===== Records shown

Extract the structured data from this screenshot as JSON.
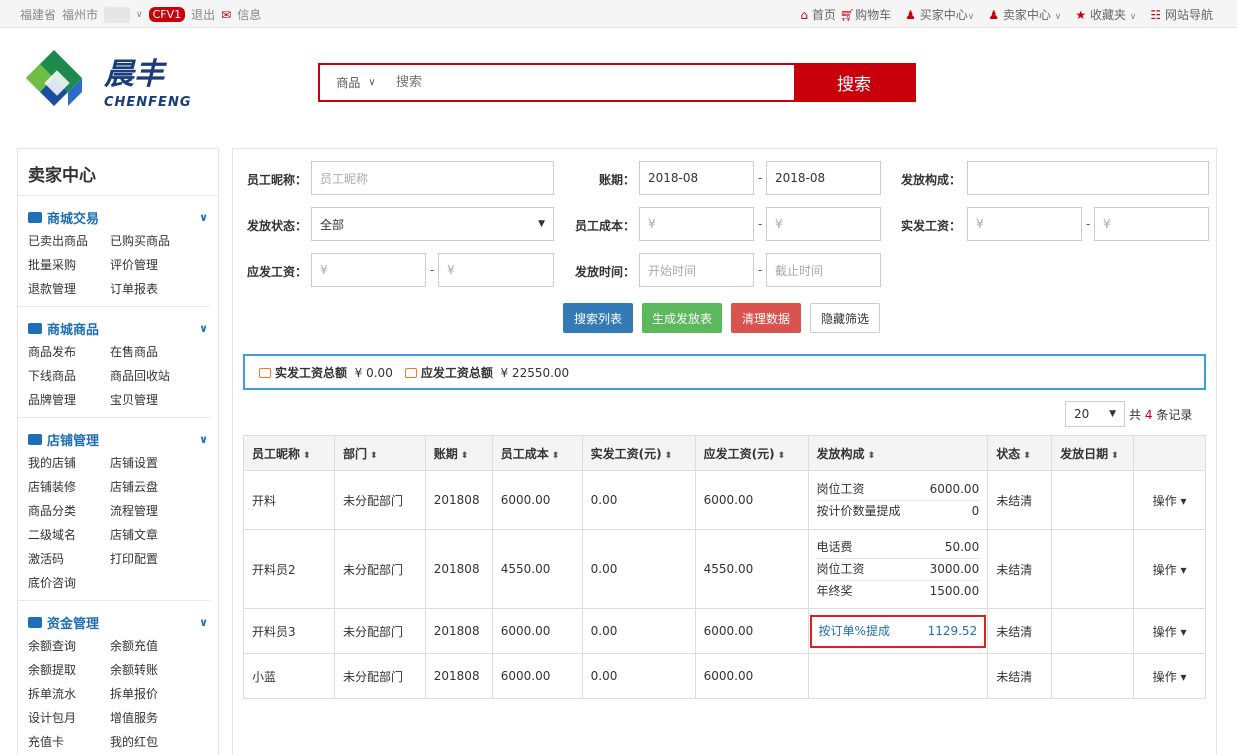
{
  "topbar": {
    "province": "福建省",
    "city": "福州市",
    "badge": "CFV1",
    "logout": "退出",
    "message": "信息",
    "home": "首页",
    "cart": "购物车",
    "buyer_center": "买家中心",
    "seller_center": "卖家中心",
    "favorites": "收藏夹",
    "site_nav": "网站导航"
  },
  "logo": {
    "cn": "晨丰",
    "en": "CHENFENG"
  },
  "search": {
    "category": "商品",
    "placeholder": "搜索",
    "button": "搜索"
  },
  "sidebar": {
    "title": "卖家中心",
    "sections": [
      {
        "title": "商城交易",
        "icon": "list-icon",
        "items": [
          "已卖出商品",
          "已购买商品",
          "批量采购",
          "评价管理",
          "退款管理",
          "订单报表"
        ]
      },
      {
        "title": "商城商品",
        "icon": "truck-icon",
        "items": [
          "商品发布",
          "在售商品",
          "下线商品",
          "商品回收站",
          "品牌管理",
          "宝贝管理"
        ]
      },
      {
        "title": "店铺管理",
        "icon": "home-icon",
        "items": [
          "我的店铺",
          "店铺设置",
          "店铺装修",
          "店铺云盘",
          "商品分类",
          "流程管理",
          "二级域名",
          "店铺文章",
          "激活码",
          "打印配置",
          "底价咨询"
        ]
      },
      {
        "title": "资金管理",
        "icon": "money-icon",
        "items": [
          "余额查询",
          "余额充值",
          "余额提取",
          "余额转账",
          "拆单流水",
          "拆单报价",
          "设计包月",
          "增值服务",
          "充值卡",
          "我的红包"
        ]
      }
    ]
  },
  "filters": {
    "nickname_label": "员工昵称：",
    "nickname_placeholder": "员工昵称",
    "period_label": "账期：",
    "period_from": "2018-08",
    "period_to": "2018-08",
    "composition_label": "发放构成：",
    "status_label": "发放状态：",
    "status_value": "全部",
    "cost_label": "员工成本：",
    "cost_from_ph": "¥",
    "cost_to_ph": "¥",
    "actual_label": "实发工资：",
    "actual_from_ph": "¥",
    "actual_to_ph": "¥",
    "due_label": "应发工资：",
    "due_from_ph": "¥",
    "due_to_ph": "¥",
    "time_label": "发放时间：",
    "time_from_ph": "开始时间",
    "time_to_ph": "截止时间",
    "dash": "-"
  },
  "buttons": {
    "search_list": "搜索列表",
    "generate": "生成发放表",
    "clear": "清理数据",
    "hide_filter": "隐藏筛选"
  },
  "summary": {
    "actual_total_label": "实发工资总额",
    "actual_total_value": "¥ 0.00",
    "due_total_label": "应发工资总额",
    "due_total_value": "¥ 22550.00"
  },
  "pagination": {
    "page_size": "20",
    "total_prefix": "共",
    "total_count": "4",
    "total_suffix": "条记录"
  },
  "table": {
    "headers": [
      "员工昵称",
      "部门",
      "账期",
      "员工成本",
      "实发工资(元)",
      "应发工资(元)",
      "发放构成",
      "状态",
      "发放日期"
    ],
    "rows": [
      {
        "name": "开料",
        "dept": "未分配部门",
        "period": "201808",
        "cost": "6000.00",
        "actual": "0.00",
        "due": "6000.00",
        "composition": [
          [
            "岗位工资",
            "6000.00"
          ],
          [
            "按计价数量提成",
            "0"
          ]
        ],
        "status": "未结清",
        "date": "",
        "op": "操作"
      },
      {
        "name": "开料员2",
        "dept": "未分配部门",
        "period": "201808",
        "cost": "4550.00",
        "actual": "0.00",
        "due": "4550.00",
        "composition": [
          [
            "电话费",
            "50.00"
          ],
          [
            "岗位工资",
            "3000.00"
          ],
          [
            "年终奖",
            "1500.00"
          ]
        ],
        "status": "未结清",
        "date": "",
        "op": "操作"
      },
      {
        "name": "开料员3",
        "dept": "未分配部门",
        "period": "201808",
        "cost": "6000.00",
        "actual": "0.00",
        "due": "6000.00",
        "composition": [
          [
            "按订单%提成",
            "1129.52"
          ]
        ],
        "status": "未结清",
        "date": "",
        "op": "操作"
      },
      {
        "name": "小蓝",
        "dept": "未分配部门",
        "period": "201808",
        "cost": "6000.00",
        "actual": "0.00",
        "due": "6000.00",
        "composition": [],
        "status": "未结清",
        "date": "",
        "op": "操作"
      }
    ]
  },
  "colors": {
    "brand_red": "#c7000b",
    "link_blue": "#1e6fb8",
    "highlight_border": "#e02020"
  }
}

==========

Repeat each entry precisely as it appears. Leave the pictures out.

(Answer in full):
Extract the structured data from this screenshot as JSON.
{
  "topbar": {
    "province": "福建省",
    "city": "福州市",
    "badge": "CFV1",
    "logout": "退出",
    "message": "信息",
    "home": "首页",
    "cart": "购物车",
    "buyer_center": "买家中心",
    "seller_center": "卖家中心",
    "favorites": "收藏夹",
    "site_nav": "网站导航"
  },
  "logo": {
    "cn": "晨丰",
    "en": "CHENFENG"
  },
  "search": {
    "category": "商品",
    "placeholder": "搜索",
    "button": "搜索"
  },
  "sidebar": {
    "title": "卖家中心",
    "sections": [
      {
        "title": "商城交易",
        "icon": "list-icon",
        "items": [
          "已卖出商品",
          "已购买商品",
          "批量采购",
          "评价管理",
          "退款管理",
          "订单报表"
        ]
      },
      {
        "title": "商城商品",
        "icon": "truck-icon",
        "items": [
          "商品发布",
          "在售商品",
          "下线商品",
          "商品回收站",
          "品牌管理",
          "宝贝管理"
        ]
      },
      {
        "title": "店铺管理",
        "icon": "home-icon",
        "items": [
          "我的店铺",
          "店铺设置",
          "店铺装修",
          "店铺云盘",
          "商品分类",
          "流程管理",
          "二级域名",
          "店铺文章",
          "激活码",
          "打印配置",
          "底价咨询"
        ]
      },
      {
        "title": "资金管理",
        "icon": "money-icon",
        "items": [
          "余额查询",
          "余额充值",
          "余额提取",
          "余额转账",
          "拆单流水",
          "拆单报价",
          "设计包月",
          "增值服务",
          "充值卡",
          "我的红包"
        ]
      }
    ]
  },
  "filters": {
    "nickname_label": "员工昵称：",
    "nickname_placeholder": "员工昵称",
    "period_label": "账期：",
    "period_from": "2018-08",
    "period_to": "2018-08",
    "composition_label": "发放构成：",
    "status_label": "发放状态：",
    "status_value": "全部",
    "cost_label": "员工成本：",
    "cost_from_ph": "¥",
    "cost_to_ph": "¥",
    "actual_label": "实发工资：",
    "actual_from_ph": "¥",
    "actual_to_ph": "¥",
    "due_label": "应发工资：",
    "due_from_ph": "¥",
    "due_to_ph": "¥",
    "time_label": "发放时间：",
    "time_from_ph": "开始时间",
    "time_to_ph": "截止时间",
    "dash": "-"
  },
  "buttons": {
    "search_list": "搜索列表",
    "generate": "生成发放表",
    "clear": "清理数据",
    "hide_filter": "隐藏筛选"
  },
  "summary": {
    "actual_total_label": "实发工资总额",
    "actual_total_value": "¥ 0.00",
    "due_total_label": "应发工资总额",
    "due_total_value": "¥ 22550.00"
  },
  "pagination": {
    "page_size": "20",
    "total_prefix": "共",
    "total_count": "4",
    "total_suffix": "条记录"
  },
  "table": {
    "headers": [
      "员工昵称",
      "部门",
      "账期",
      "员工成本",
      "实发工资(元)",
      "应发工资(元)",
      "发放构成",
      "状态",
      "发放日期"
    ],
    "rows": [
      {
        "name": "开料",
        "dept": "未分配部门",
        "period": "201808",
        "cost": "6000.00",
        "actual": "0.00",
        "due": "6000.00",
        "composition": [
          [
            "岗位工资",
            "6000.00"
          ],
          [
            "按计价数量提成",
            "0"
          ]
        ],
        "status": "未结清",
        "date": "",
        "op": "操作"
      },
      {
        "name": "开料员2",
        "dept": "未分配部门",
        "period": "201808",
        "cost": "4550.00",
        "actual": "0.00",
        "due": "4550.00",
        "composition": [
          [
            "电话费",
            "50.00"
          ],
          [
            "岗位工资",
            "3000.00"
          ],
          [
            "年终奖",
            "1500.00"
          ]
        ],
        "status": "未结清",
        "date": "",
        "op": "操作"
      },
      {
        "name": "开料员3",
        "dept": "未分配部门",
        "period": "201808",
        "cost": "6000.00",
        "actual": "0.00",
        "due": "6000.00",
        "composition": [
          [
            "按订单%提成",
            "1129.52"
          ]
        ],
        "status": "未结清",
        "date": "",
        "op": "操作"
      },
      {
        "name": "小蓝",
        "dept": "未分配部门",
        "period": "201808",
        "cost": "6000.00",
        "actual": "0.00",
        "due": "6000.00",
        "composition": [],
        "status": "未结清",
        "date": "",
        "op": "操作"
      }
    ]
  },
  "colors": {
    "brand_red": "#c7000b",
    "link_blue": "#1e6fb8",
    "highlight_border": "#e02020"
  }
}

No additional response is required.